== Records for processing ==
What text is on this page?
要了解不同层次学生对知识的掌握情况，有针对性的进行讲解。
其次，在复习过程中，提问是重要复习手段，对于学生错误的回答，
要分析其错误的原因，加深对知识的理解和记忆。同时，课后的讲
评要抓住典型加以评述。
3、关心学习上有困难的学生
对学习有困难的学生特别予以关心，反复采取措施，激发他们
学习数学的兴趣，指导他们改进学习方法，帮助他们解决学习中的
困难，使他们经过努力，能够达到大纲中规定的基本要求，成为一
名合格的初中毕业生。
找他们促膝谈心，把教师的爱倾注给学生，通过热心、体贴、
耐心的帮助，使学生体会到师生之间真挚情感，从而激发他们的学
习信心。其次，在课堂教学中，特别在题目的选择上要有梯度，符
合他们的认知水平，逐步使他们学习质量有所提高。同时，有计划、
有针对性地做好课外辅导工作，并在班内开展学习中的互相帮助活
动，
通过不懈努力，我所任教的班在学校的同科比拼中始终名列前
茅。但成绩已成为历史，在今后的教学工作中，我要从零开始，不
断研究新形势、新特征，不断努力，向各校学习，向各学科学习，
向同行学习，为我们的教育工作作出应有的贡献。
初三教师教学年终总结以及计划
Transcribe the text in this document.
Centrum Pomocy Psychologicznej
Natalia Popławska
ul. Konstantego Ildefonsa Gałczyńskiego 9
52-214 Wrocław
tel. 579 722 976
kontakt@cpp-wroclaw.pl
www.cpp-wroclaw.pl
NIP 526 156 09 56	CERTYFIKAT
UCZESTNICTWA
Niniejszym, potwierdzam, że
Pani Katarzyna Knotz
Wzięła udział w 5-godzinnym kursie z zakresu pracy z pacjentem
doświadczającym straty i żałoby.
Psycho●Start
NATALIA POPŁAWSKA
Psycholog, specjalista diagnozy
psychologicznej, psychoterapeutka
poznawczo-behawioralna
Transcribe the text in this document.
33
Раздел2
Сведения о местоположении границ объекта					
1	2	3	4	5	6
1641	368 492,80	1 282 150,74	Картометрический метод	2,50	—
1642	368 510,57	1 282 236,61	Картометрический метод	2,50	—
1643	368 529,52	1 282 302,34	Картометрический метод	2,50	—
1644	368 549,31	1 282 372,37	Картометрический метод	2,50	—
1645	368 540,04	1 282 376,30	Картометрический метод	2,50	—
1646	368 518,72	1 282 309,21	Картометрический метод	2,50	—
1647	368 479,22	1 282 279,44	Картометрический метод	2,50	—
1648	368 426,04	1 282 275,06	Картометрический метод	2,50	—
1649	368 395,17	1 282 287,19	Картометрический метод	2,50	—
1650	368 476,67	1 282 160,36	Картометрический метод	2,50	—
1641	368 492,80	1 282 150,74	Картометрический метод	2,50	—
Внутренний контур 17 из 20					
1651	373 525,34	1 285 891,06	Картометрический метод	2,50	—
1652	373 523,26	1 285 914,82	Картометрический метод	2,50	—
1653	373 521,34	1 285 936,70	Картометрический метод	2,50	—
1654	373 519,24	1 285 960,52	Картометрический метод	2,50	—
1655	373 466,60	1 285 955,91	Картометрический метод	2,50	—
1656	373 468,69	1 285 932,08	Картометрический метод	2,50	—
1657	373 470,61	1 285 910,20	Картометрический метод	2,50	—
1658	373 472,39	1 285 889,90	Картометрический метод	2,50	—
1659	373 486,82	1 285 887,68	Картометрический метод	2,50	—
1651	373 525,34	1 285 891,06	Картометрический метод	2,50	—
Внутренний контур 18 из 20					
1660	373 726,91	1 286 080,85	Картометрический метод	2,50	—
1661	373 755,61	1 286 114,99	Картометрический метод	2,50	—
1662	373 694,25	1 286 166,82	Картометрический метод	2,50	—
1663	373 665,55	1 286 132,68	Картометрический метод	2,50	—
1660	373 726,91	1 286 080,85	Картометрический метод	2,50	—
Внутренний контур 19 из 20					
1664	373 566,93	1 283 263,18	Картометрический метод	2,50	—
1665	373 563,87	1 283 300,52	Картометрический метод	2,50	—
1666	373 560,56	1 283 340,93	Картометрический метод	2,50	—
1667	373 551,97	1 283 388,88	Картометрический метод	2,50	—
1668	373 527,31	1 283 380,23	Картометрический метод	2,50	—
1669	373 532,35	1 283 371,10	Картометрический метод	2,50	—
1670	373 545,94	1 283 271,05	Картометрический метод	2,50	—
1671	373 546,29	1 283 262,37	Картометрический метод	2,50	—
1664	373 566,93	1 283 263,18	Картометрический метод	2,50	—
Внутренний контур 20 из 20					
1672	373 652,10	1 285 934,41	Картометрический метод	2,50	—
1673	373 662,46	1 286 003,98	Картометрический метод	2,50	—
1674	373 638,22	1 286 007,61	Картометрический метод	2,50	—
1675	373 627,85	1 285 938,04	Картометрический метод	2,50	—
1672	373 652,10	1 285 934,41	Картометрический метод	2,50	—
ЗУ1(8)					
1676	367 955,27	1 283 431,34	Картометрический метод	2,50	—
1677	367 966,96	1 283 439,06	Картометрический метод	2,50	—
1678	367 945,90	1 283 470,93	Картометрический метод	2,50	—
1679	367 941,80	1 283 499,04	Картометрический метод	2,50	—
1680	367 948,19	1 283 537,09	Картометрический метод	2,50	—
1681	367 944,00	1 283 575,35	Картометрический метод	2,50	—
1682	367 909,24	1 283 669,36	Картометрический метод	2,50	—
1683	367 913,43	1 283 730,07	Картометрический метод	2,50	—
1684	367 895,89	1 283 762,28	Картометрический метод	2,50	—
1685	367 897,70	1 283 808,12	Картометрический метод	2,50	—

== Work to be completed ==
Among the lines above, how many contain the string "контур"? State the number alone.

== Task result ==
4